**WORK REQUIRED**: Update the items below by changing every "label-box" to "annotation-box" and leaving all other text as it is.

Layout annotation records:
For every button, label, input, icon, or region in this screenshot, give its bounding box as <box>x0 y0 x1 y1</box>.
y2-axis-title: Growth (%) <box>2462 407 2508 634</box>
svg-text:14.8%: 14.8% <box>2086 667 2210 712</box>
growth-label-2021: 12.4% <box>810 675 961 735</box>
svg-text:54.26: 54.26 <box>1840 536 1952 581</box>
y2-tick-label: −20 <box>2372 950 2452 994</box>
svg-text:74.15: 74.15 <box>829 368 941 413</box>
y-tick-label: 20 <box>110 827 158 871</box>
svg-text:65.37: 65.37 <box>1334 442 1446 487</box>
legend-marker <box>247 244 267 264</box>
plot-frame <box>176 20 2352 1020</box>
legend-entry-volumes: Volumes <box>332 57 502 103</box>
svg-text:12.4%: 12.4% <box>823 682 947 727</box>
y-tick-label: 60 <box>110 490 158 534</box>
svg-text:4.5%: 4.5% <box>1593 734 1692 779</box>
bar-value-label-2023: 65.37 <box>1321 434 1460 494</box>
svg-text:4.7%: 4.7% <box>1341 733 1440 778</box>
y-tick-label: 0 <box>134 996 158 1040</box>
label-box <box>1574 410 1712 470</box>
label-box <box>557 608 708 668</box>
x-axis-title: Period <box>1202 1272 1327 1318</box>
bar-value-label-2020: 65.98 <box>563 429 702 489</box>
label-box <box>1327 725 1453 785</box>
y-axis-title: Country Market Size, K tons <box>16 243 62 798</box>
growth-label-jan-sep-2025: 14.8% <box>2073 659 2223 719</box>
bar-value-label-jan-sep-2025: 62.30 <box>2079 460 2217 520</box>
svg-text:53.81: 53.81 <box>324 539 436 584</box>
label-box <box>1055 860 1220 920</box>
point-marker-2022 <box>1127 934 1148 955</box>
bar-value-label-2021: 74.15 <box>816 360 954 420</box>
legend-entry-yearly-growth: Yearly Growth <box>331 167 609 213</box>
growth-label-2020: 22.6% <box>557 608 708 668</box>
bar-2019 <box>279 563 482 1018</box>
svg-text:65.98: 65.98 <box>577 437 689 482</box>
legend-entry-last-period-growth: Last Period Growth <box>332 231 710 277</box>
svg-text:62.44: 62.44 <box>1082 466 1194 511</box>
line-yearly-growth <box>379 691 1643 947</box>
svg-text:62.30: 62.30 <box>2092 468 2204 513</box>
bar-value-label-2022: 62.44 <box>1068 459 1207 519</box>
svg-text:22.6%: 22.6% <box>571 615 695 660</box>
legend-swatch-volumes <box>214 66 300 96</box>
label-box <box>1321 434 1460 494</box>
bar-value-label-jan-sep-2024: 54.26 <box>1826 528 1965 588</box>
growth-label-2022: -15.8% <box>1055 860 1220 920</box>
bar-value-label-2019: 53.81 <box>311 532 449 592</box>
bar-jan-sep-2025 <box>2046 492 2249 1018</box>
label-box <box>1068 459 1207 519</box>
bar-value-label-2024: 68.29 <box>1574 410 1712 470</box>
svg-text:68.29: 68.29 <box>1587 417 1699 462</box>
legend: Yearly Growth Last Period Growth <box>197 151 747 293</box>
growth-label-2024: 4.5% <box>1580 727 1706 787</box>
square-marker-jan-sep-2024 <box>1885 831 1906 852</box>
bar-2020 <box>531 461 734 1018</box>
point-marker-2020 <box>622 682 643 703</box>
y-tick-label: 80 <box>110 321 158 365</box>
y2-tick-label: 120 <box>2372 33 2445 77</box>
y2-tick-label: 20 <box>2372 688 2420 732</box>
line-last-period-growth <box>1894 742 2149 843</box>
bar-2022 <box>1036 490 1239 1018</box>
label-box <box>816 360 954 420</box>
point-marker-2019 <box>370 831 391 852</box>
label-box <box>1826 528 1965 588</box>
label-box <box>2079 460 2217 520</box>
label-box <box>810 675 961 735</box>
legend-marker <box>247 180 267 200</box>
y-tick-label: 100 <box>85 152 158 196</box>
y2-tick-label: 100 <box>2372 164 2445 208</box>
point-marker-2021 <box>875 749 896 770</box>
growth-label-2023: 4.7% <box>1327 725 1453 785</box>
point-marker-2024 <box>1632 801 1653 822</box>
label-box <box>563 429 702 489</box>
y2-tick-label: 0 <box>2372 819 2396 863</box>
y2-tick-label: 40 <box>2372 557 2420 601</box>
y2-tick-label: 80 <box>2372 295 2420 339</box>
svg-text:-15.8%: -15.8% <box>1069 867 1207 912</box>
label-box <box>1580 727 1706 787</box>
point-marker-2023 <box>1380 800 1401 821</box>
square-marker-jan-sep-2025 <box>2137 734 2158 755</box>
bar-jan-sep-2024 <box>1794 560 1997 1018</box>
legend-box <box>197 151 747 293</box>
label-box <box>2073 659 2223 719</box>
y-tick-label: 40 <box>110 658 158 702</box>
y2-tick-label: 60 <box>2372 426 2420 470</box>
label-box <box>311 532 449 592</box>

**RESPONSE FOR THIS EXERCISE**:
For every button, label, input, icon, or region in this screenshot, give its bounding box as <box>x0 y0 x1 y1</box>.
y2-axis-title: Growth (%) <box>2462 407 2508 634</box>
svg-text:14.8%: 14.8% <box>2086 667 2210 712</box>
growth-label-2021: 12.4% <box>810 675 961 735</box>
svg-text:54.26: 54.26 <box>1840 536 1952 581</box>
y2-tick-label: −20 <box>2372 950 2452 994</box>
svg-text:74.15: 74.15 <box>829 368 941 413</box>
y-tick-label: 20 <box>110 827 158 871</box>
svg-text:65.37: 65.37 <box>1334 442 1446 487</box>
legend-marker <box>247 244 267 264</box>
plot-frame <box>176 20 2352 1020</box>
legend-entry-volumes: Volumes <box>332 57 502 103</box>
svg-text:12.4%: 12.4% <box>823 682 947 727</box>
y-tick-label: 60 <box>110 490 158 534</box>
svg-text:4.5%: 4.5% <box>1593 734 1692 779</box>
bar-value-label-2023: 65.37 <box>1321 434 1460 494</box>
svg-text:4.7%: 4.7% <box>1341 733 1440 778</box>
y-tick-label: 0 <box>134 996 158 1040</box>
annotation-box <box>1574 410 1712 470</box>
annotation-box <box>557 608 708 668</box>
x-axis-title: Period <box>1202 1272 1327 1318</box>
bar-value-label-2020: 65.98 <box>563 429 702 489</box>
annotation-box <box>1327 725 1453 785</box>
y-axis-title: Country Market Size, K tons <box>16 243 62 798</box>
growth-label-jan-sep-2025: 14.8% <box>2073 659 2223 719</box>
bar-value-label-jan-sep-2025: 62.30 <box>2079 460 2217 520</box>
svg-text:53.81: 53.81 <box>324 539 436 584</box>
annotation-box <box>1055 860 1220 920</box>
point-marker-2022 <box>1127 934 1148 955</box>
bar-value-label-2021: 74.15 <box>816 360 954 420</box>
legend-entry-yearly-growth: Yearly Growth <box>331 167 609 213</box>
growth-label-2020: 22.6% <box>557 608 708 668</box>
bar-2019 <box>279 563 482 1018</box>
svg-text:65.98: 65.98 <box>577 437 689 482</box>
legend-entry-last-period-growth: Last Period Growth <box>332 231 710 277</box>
svg-text:62.44: 62.44 <box>1082 466 1194 511</box>
line-yearly-growth <box>379 691 1643 947</box>
svg-text:62.30: 62.30 <box>2092 468 2204 513</box>
bar-value-label-2022: 62.44 <box>1068 459 1207 519</box>
svg-text:22.6%: 22.6% <box>571 615 695 660</box>
legend-swatch-volumes <box>214 66 300 96</box>
annotation-box <box>1321 434 1460 494</box>
bar-value-label-jan-sep-2024: 54.26 <box>1826 528 1965 588</box>
growth-label-2022: -15.8% <box>1055 860 1220 920</box>
bar-value-label-2019: 53.81 <box>311 532 449 592</box>
bar-jan-sep-2025 <box>2046 492 2249 1018</box>
annotation-box <box>1068 459 1207 519</box>
bar-value-label-2024: 68.29 <box>1574 410 1712 470</box>
svg-text:68.29: 68.29 <box>1587 417 1699 462</box>
legend: Yearly Growth Last Period Growth <box>197 151 747 293</box>
growth-label-2024: 4.5% <box>1580 727 1706 787</box>
square-marker-jan-sep-2024 <box>1885 831 1906 852</box>
bar-2020 <box>531 461 734 1018</box>
point-marker-2020 <box>622 682 643 703</box>
y-tick-label: 80 <box>110 321 158 365</box>
y2-tick-label: 120 <box>2372 33 2445 77</box>
y2-tick-label: 20 <box>2372 688 2420 732</box>
line-last-period-growth <box>1894 742 2149 843</box>
bar-2022 <box>1036 490 1239 1018</box>
annotation-box <box>816 360 954 420</box>
point-marker-2019 <box>370 831 391 852</box>
annotation-box <box>1826 528 1965 588</box>
annotation-box <box>2079 460 2217 520</box>
annotation-box <box>810 675 961 735</box>
legend-marker <box>247 180 267 200</box>
y-tick-label: 100 <box>85 152 158 196</box>
y2-tick-label: 100 <box>2372 164 2445 208</box>
point-marker-2021 <box>875 749 896 770</box>
growth-label-2023: 4.7% <box>1327 725 1453 785</box>
point-marker-2024 <box>1632 801 1653 822</box>
annotation-box <box>563 429 702 489</box>
y2-tick-label: 0 <box>2372 819 2396 863</box>
y2-tick-label: 40 <box>2372 557 2420 601</box>
y2-tick-label: 80 <box>2372 295 2420 339</box>
svg-text:-15.8%: -15.8% <box>1069 867 1207 912</box>
annotation-box <box>1580 727 1706 787</box>
point-marker-2023 <box>1380 800 1401 821</box>
square-marker-jan-sep-2025 <box>2137 734 2158 755</box>
bar-jan-sep-2024 <box>1794 560 1997 1018</box>
legend-box <box>197 151 747 293</box>
annotation-box <box>2073 659 2223 719</box>
y-tick-label: 40 <box>110 658 158 702</box>
y2-tick-label: 60 <box>2372 426 2420 470</box>
annotation-box <box>311 532 449 592</box>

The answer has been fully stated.